● Stored data entries
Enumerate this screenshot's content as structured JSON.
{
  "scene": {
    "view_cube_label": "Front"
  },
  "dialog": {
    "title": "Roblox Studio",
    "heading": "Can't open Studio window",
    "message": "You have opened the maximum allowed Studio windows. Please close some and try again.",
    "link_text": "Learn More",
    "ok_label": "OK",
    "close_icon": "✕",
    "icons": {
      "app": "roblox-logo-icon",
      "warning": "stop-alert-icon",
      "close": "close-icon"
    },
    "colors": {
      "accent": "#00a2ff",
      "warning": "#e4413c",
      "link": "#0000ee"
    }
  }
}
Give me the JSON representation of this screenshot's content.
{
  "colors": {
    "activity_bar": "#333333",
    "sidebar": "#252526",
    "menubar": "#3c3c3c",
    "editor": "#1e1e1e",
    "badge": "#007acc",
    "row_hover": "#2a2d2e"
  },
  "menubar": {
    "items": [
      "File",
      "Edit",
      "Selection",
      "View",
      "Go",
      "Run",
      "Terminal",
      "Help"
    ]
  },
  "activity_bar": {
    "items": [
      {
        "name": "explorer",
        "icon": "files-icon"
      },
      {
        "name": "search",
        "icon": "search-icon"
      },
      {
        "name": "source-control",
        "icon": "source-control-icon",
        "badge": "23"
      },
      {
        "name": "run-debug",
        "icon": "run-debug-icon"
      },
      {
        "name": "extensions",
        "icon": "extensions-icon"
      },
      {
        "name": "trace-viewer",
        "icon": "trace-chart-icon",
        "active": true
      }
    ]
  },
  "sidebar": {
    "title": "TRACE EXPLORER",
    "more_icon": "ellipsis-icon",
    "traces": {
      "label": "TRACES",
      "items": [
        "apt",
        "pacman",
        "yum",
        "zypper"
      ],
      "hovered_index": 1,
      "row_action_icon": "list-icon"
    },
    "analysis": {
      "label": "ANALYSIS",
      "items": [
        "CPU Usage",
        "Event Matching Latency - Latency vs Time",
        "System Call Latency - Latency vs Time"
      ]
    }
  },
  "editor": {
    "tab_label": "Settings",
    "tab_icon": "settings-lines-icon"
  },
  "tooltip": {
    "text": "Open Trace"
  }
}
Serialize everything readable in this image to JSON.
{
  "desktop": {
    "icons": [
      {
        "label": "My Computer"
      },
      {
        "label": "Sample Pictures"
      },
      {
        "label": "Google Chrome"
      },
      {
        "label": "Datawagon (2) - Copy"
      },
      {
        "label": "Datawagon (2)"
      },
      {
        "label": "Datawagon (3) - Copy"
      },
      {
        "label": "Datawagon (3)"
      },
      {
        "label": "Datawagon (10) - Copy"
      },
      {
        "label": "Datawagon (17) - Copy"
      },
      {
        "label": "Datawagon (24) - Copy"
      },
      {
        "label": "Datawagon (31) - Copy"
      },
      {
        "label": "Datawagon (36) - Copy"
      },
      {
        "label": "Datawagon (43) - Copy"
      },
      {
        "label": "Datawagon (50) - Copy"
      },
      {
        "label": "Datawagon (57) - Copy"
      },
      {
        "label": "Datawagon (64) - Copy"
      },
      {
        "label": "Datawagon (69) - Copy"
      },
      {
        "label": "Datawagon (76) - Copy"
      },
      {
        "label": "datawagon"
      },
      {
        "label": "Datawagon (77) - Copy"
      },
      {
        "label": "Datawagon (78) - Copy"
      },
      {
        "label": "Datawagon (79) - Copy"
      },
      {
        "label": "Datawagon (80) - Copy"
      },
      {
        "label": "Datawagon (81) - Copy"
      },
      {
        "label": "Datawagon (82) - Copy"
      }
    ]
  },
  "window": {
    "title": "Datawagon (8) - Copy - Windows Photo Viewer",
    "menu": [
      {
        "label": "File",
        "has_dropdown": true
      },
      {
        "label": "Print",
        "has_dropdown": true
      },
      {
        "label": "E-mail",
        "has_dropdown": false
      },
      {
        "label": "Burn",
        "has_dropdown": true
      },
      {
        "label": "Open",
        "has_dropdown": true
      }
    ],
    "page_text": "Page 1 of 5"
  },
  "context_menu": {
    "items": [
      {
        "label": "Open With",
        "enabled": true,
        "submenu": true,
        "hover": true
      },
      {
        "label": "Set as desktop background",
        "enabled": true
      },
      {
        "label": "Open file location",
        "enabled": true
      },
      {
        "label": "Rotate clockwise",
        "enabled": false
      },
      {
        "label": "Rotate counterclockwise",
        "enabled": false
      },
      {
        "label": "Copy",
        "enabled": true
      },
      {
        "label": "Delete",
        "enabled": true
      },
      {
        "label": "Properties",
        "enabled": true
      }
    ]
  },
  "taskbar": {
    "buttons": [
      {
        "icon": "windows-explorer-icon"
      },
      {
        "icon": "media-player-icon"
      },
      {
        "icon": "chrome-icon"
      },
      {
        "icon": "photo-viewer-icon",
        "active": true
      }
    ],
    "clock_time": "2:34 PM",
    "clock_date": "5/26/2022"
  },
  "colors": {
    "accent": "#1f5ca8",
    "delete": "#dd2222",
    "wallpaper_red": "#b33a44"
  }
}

● WRITTEN EXERCISE
Set down the entries above again, word for word.

● RESPONSE
Enumerate this screenshot's content as structured JSON.
{
  "scene": {
    "view_cube_label": "Front"
  },
  "dialog": {
    "title": "Roblox Studio",
    "heading": "Can't open Studio window",
    "message": "You have opened the maximum allowed Studio windows. Please close some and try again.",
    "link_text": "Learn More",
    "ok_label": "OK",
    "close_icon": "✕",
    "icons": {
      "app": "roblox-logo-icon",
      "warning": "stop-alert-icon",
      "close": "close-icon"
    },
    "colors": {
      "accent": "#00a2ff",
      "warning": "#e4413c",
      "link": "#0000ee"
    }
  }
}
Give me the JSON representation of this screenshot's content.
{
  "colors": {
    "activity_bar": "#333333",
    "sidebar": "#252526",
    "menubar": "#3c3c3c",
    "editor": "#1e1e1e",
    "badge": "#007acc",
    "row_hover": "#2a2d2e"
  },
  "menubar": {
    "items": [
      "File",
      "Edit",
      "Selection",
      "View",
      "Go",
      "Run",
      "Terminal",
      "Help"
    ]
  },
  "activity_bar": {
    "items": [
      {
        "name": "explorer",
        "icon": "files-icon"
      },
      {
        "name": "search",
        "icon": "search-icon"
      },
      {
        "name": "source-control",
        "icon": "source-control-icon",
        "badge": "23"
      },
      {
        "name": "run-debug",
        "icon": "run-debug-icon"
      },
      {
        "name": "extensions",
        "icon": "extensions-icon"
      },
      {
        "name": "trace-viewer",
        "icon": "trace-chart-icon",
        "active": true
      }
    ]
  },
  "sidebar": {
    "title": "TRACE EXPLORER",
    "more_icon": "ellipsis-icon",
    "traces": {
      "label": "TRACES",
      "items": [
        "apt",
        "pacman",
        "yum",
        "zypper"
      ],
      "hovered_index": 1,
      "row_action_icon": "list-icon"
    },
    "analysis": {
      "label": "ANALYSIS",
      "items": [
        "CPU Usage",
        "Event Matching Latency - Latency vs Time",
        "System Call Latency - Latency vs Time"
      ]
    }
  },
  "editor": {
    "tab_label": "Settings",
    "tab_icon": "settings-lines-icon"
  },
  "tooltip": {
    "text": "Open Trace"
  }
}
Serialize everything readable in this image to JSON.
{
  "desktop": {
    "icons": [
      {
        "label": "My Computer"
      },
      {
        "label": "Sample Pictures"
      },
      {
        "label": "Google Chrome"
      },
      {
        "label": "Datawagon (2) - Copy"
      },
      {
        "label": "Datawagon (2)"
      },
      {
        "label": "Datawagon (3) - Copy"
      },
      {
        "label": "Datawagon (3)"
      },
      {
        "label": "Datawagon (10) - Copy"
      },
      {
        "label": "Datawagon (17) - Copy"
      },
      {
        "label": "Datawagon (24) - Copy"
      },
      {
        "label": "Datawagon (31) - Copy"
      },
      {
        "label": "Datawagon (36) - Copy"
      },
      {
        "label": "Datawagon (43) - Copy"
      },
      {
        "label": "Datawagon (50) - Copy"
      },
      {
        "label": "Datawagon (57) - Copy"
      },
      {
        "label": "Datawagon (64) - Copy"
      },
      {
        "label": "Datawagon (69) - Copy"
      },
      {
        "label": "Datawagon (76) - Copy"
      },
      {
        "label": "datawagon"
      },
      {
        "label": "Datawagon (77) - Copy"
      },
      {
        "label": "Datawagon (78) - Copy"
      },
      {
        "label": "Datawagon (79) - Copy"
      },
      {
        "label": "Datawagon (80) - Copy"
      },
      {
        "label": "Datawagon (81) - Copy"
      },
      {
        "label": "Datawagon (82) - Copy"
      }
    ]
  },
  "window": {
    "title": "Datawagon (8) - Copy - Windows Photo Viewer",
    "menu": [
      {
        "label": "File",
        "has_dropdown": true
      },
      {
        "label": "Print",
        "has_dropdown": true
      },
      {
        "label": "E-mail",
        "has_dropdown": false
      },
      {
        "label": "Burn",
        "has_dropdown": true
      },
      {
        "label": "Open",
        "has_dropdown": true
      }
    ],
    "page_text": "Page 1 of 5"
  },
  "context_menu": {
    "items": [
      {
        "label": "Open With",
        "enabled": true,
        "submenu": true,
        "hover": true
      },
      {
        "label": "Set as desktop background",
        "enabled": true
      },
      {
        "label": "Open file location",
        "enabled": true
      },
      {
        "label": "Rotate clockwise",
        "enabled": false
      },
      {
        "label": "Rotate counterclockwise",
        "enabled": false
      },
      {
        "label": "Copy",
        "enabled": true
      },
      {
        "label": "Delete",
        "enabled": true
      },
      {
        "label": "Properties",
        "enabled": true
      }
    ]
  },
  "taskbar": {
    "buttons": [
      {
        "icon": "windows-explorer-icon"
      },
      {
        "icon": "media-player-icon"
      },
      {
        "icon": "chrome-icon"
      },
      {
        "icon": "photo-viewer-icon",
        "active": true
      }
    ],
    "clock_time": "2:34 PM",
    "clock_date": "5/26/2022"
  },
  "colors": {
    "accent": "#1f5ca8",
    "delete": "#dd2222",
    "wallpaper_red": "#b33a44"
  }
}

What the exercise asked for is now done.